— begin —

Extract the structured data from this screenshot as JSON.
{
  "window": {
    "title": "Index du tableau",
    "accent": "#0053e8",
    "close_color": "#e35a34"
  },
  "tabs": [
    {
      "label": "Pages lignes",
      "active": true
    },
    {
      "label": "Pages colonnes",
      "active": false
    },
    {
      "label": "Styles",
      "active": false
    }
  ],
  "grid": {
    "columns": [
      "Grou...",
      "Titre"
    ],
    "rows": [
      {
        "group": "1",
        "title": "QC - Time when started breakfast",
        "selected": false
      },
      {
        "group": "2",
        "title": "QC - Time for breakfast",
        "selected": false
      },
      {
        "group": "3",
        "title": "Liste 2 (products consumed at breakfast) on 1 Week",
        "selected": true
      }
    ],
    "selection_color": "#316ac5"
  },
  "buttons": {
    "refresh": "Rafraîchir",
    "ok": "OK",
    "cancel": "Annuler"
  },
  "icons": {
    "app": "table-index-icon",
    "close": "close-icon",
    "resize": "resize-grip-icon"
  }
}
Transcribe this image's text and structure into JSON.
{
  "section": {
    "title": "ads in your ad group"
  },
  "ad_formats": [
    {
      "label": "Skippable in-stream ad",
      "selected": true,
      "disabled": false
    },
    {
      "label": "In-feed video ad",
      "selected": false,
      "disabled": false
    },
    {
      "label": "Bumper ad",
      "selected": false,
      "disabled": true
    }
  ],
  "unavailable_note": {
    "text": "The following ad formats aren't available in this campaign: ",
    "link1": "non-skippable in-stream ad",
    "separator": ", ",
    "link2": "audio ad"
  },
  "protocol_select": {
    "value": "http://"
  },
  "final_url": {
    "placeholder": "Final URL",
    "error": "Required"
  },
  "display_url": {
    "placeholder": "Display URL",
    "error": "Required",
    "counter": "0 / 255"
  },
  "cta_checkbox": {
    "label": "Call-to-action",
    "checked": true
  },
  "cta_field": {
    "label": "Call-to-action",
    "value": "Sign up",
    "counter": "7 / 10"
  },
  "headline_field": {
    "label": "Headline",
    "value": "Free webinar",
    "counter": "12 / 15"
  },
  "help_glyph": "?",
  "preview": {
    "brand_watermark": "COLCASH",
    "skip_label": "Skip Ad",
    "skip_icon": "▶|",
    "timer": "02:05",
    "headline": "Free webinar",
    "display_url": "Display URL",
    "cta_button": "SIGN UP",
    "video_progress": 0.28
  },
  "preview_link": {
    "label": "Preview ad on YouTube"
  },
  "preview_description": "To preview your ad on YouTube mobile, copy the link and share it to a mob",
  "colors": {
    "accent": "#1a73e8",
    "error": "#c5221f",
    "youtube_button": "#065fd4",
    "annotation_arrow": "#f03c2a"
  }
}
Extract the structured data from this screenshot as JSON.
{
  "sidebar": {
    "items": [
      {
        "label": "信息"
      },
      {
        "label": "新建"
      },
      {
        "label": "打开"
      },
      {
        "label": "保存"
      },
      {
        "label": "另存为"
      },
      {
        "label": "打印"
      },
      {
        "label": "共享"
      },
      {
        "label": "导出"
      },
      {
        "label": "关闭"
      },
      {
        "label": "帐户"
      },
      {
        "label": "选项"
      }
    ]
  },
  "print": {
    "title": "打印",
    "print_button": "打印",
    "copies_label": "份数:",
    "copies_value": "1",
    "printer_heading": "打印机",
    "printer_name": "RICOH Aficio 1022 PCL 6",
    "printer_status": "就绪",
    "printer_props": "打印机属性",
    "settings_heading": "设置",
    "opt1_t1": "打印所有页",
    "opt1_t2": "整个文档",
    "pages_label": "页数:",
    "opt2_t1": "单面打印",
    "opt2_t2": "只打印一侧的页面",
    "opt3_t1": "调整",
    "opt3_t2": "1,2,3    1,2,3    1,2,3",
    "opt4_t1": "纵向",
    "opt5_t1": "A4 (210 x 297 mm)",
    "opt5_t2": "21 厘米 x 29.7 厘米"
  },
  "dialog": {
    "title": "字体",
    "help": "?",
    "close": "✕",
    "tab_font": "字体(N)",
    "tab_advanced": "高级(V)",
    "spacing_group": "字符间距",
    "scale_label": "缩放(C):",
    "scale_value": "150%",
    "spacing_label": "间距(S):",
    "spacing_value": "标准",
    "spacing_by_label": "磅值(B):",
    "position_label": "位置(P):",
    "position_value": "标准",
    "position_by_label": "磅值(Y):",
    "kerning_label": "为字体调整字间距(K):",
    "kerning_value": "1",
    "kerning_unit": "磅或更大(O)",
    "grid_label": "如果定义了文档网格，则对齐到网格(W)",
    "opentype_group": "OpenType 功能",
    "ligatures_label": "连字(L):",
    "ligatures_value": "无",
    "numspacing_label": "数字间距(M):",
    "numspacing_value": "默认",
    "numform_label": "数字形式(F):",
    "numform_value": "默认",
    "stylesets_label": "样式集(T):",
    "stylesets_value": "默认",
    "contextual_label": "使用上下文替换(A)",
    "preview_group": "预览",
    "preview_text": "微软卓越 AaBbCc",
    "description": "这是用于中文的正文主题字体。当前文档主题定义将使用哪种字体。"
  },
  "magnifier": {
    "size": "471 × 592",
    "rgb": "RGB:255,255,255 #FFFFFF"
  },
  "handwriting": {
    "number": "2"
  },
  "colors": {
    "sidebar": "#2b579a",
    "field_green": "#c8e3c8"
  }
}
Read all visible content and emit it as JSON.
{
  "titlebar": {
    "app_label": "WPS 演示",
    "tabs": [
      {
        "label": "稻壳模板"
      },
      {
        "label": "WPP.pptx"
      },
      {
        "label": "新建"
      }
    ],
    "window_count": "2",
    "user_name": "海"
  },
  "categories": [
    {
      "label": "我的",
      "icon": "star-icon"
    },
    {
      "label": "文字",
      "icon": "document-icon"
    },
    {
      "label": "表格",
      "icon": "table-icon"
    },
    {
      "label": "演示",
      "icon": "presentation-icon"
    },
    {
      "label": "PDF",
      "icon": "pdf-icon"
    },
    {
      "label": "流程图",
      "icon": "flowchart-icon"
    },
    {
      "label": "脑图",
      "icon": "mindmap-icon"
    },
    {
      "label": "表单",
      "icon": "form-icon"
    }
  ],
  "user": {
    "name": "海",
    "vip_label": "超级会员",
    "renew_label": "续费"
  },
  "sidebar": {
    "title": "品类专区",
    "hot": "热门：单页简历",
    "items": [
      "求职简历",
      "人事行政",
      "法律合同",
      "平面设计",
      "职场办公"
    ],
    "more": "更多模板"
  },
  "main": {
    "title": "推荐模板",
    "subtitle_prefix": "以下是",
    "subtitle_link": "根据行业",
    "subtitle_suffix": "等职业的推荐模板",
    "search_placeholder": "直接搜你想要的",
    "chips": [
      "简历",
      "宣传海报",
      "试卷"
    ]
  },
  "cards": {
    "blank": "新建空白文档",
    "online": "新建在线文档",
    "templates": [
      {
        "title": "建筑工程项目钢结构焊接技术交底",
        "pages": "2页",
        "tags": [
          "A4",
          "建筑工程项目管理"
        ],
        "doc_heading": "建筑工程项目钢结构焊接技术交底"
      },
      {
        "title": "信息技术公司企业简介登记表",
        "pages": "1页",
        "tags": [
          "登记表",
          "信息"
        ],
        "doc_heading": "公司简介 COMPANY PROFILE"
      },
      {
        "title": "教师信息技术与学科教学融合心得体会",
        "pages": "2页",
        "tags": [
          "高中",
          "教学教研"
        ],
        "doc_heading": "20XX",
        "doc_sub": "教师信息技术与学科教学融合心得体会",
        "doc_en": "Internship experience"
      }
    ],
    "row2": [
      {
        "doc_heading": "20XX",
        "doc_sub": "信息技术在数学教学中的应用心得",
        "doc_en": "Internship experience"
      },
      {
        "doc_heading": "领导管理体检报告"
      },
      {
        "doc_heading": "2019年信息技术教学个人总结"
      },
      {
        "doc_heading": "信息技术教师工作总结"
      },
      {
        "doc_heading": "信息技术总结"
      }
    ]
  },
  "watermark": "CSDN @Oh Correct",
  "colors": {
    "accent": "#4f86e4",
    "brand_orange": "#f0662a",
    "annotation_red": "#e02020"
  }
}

— end —

Work required :: Pull every line containing "建筑工程项目钢结构焊接技术交底" from the data.

Written reply ::
        "title": "建筑工程项目钢结构焊接技术交底",
        "doc_heading": "建筑工程项目钢结构焊接技术交底"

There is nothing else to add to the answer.